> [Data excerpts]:
····················
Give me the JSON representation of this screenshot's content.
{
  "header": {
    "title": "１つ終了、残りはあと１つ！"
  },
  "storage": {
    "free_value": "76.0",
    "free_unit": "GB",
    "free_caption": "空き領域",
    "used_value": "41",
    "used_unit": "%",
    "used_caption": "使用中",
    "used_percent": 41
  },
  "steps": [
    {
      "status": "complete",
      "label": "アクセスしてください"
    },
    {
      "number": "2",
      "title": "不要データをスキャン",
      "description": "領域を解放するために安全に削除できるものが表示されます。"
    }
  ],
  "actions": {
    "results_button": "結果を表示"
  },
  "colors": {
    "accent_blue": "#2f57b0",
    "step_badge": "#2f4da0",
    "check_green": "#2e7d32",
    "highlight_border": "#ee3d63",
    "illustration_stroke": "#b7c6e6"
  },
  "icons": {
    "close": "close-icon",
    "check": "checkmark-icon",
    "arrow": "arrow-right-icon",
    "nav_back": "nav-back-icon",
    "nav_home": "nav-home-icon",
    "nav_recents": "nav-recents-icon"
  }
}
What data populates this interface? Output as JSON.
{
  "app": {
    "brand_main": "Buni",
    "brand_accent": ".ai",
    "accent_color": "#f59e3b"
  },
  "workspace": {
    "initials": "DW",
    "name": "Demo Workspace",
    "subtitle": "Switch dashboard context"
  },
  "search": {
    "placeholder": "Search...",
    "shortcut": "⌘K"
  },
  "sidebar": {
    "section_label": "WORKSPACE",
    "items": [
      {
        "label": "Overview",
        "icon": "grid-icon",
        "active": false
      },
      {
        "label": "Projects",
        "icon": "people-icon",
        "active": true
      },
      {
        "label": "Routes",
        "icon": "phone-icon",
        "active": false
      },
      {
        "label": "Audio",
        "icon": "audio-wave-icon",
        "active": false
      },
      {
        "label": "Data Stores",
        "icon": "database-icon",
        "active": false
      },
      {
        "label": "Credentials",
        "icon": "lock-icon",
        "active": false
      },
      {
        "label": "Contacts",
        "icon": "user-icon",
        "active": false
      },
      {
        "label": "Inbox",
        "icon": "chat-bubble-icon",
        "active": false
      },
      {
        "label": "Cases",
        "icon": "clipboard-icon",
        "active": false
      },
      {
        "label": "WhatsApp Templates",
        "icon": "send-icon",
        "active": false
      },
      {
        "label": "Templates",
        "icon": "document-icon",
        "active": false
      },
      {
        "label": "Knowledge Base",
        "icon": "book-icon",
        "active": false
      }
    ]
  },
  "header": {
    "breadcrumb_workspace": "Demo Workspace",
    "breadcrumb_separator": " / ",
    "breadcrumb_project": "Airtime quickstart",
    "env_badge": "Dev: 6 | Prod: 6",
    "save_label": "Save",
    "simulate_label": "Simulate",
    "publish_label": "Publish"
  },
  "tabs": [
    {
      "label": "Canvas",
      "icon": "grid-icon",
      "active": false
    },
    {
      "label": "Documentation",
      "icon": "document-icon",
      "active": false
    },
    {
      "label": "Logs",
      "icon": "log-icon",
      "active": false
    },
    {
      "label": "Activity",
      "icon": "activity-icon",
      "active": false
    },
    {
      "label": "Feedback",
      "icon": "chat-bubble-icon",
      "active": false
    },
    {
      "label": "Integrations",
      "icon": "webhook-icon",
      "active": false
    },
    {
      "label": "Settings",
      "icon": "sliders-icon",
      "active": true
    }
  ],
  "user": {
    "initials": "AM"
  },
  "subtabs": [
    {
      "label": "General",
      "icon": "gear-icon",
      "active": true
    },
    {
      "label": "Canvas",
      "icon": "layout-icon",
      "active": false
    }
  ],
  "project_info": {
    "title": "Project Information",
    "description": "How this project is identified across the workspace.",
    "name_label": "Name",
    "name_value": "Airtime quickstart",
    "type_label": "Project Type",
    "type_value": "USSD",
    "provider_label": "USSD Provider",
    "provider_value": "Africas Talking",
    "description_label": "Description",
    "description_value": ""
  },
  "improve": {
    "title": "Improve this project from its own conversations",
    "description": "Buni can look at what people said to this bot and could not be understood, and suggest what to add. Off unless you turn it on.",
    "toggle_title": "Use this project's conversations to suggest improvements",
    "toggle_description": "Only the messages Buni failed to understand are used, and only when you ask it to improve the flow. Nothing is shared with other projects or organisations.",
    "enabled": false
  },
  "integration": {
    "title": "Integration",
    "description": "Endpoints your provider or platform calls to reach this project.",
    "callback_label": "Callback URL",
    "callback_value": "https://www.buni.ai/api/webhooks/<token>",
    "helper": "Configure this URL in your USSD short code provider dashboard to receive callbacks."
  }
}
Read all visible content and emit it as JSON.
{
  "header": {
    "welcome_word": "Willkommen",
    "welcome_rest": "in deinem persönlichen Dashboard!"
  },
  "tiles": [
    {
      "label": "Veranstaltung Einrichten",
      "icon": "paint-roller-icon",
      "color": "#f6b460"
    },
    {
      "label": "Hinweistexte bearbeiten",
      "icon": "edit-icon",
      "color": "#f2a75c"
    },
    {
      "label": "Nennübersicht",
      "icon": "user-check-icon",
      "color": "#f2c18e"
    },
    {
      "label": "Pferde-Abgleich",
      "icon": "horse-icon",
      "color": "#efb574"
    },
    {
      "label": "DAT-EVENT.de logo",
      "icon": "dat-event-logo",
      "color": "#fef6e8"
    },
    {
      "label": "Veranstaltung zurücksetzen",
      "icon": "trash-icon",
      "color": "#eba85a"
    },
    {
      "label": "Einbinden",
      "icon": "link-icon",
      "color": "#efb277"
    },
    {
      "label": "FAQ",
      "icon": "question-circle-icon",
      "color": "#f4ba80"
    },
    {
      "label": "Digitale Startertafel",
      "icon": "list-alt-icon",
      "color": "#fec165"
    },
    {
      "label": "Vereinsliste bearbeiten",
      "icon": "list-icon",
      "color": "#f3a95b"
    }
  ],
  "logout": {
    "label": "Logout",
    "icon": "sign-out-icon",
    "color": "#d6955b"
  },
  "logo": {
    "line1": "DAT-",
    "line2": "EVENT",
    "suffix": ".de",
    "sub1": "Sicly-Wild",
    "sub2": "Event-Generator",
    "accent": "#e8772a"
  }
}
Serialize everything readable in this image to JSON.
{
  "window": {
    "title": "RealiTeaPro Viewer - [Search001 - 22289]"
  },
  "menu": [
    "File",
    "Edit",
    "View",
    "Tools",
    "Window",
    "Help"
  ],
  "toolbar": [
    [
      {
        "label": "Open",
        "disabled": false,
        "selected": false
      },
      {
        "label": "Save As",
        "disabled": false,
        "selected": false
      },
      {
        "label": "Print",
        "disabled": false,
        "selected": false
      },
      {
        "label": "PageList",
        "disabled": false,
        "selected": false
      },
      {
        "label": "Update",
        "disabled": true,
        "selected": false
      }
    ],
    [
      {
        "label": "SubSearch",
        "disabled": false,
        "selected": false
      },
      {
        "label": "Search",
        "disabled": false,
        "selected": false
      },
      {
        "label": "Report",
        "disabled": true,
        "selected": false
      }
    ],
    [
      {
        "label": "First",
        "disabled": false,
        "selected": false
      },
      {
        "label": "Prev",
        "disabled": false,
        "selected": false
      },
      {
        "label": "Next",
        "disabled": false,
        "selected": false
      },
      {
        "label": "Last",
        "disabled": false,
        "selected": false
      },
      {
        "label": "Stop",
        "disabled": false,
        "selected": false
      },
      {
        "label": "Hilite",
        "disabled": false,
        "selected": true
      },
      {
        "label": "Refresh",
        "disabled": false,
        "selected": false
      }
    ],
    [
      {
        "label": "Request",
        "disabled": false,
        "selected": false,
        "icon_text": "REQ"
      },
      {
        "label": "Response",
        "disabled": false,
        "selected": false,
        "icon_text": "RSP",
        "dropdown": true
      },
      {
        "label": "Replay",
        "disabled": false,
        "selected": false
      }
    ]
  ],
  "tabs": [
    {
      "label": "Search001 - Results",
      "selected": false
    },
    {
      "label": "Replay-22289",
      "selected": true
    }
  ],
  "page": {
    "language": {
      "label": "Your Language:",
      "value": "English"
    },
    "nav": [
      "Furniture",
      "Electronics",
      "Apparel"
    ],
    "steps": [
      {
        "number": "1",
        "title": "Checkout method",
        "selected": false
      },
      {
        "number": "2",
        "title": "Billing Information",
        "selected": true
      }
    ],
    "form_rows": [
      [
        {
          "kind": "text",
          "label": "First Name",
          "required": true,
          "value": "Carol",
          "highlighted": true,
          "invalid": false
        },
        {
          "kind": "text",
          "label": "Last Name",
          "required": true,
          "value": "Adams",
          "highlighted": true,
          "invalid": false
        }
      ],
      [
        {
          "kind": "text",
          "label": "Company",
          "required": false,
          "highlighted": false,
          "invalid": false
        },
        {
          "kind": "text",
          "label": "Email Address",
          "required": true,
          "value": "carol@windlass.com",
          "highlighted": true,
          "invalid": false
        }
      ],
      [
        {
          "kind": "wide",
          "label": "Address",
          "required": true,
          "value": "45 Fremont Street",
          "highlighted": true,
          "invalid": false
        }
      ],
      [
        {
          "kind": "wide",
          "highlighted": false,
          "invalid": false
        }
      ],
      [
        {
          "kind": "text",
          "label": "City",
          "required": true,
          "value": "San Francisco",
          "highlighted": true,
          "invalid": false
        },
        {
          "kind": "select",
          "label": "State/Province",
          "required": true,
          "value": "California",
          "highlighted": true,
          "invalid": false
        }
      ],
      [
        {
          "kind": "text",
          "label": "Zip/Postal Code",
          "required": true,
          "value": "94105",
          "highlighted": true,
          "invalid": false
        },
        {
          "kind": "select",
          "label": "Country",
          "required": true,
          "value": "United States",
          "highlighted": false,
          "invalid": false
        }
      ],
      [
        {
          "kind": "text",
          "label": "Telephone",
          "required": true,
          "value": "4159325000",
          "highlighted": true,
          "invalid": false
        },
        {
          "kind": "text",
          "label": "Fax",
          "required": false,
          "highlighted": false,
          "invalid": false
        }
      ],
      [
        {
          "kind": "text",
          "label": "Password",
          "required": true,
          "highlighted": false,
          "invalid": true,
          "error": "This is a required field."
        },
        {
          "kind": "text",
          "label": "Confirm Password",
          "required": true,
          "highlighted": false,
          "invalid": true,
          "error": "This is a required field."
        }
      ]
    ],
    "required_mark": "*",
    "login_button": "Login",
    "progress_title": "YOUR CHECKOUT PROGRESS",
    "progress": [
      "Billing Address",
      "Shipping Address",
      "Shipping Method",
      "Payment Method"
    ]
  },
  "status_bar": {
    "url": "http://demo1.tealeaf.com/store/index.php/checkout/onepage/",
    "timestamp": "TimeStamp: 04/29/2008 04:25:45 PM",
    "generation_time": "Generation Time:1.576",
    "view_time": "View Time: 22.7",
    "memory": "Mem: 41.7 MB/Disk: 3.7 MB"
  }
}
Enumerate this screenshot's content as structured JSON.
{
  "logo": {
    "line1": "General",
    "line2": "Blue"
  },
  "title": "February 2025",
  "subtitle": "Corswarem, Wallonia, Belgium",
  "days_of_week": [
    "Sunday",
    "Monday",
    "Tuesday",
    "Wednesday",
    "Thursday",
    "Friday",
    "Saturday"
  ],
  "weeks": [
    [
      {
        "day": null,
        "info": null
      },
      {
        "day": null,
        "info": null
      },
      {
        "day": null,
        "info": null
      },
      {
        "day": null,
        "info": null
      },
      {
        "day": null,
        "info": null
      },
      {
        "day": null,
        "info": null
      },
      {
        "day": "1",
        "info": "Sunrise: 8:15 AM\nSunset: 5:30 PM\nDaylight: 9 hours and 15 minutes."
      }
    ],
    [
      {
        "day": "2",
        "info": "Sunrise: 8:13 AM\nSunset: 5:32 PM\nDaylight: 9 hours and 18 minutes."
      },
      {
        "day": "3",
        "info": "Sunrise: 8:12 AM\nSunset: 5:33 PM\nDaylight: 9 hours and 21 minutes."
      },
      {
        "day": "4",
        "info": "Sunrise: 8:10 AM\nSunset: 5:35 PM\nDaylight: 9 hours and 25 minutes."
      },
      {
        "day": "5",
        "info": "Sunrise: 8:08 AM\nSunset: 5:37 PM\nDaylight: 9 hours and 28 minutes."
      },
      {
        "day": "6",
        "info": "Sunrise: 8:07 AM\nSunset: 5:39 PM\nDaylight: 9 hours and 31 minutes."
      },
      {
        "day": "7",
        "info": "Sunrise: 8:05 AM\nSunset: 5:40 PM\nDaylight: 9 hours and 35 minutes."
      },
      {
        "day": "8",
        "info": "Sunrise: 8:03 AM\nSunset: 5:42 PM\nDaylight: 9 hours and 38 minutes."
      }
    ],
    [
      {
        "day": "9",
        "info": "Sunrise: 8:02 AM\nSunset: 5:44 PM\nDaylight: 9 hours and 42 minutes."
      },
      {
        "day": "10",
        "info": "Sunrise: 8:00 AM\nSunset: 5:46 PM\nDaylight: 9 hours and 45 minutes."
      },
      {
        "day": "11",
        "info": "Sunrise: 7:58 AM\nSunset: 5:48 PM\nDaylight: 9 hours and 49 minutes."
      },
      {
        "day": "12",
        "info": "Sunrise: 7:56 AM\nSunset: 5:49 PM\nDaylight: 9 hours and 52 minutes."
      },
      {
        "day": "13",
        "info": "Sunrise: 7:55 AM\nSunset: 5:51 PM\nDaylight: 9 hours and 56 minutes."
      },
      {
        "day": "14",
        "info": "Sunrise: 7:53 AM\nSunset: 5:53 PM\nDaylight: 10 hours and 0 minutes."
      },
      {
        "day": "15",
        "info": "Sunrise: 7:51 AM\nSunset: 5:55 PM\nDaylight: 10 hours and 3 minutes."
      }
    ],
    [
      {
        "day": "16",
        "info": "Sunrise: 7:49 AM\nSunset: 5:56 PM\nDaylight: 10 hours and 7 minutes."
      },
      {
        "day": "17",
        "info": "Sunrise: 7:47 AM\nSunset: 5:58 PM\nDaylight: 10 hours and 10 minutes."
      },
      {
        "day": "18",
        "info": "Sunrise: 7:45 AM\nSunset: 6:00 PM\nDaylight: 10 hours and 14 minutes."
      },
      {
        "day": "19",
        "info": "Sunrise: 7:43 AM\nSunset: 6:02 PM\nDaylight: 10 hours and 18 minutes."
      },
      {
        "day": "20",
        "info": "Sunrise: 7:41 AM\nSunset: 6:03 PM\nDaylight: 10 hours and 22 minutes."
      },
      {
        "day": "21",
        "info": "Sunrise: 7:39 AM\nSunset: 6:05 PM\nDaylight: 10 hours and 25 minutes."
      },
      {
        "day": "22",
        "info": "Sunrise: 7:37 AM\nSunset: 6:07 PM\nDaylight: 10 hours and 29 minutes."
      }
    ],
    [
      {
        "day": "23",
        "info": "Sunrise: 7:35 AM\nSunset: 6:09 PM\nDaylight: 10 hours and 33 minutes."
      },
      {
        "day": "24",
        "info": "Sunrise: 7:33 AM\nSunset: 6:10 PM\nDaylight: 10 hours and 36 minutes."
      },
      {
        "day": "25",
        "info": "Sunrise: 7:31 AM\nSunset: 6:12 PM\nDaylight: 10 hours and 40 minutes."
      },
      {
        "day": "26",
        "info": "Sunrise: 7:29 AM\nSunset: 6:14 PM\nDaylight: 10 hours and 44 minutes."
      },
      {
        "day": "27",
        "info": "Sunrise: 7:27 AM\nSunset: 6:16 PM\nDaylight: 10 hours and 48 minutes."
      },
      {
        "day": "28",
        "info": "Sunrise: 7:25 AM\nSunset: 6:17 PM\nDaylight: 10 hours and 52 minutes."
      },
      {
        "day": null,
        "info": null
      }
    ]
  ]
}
····················
> [WHAT IS NEEDED]: Show the lines that mention the word "Billing".

> [TASK RESULT]:
        "title": "Billing Information",
      "Billing Address",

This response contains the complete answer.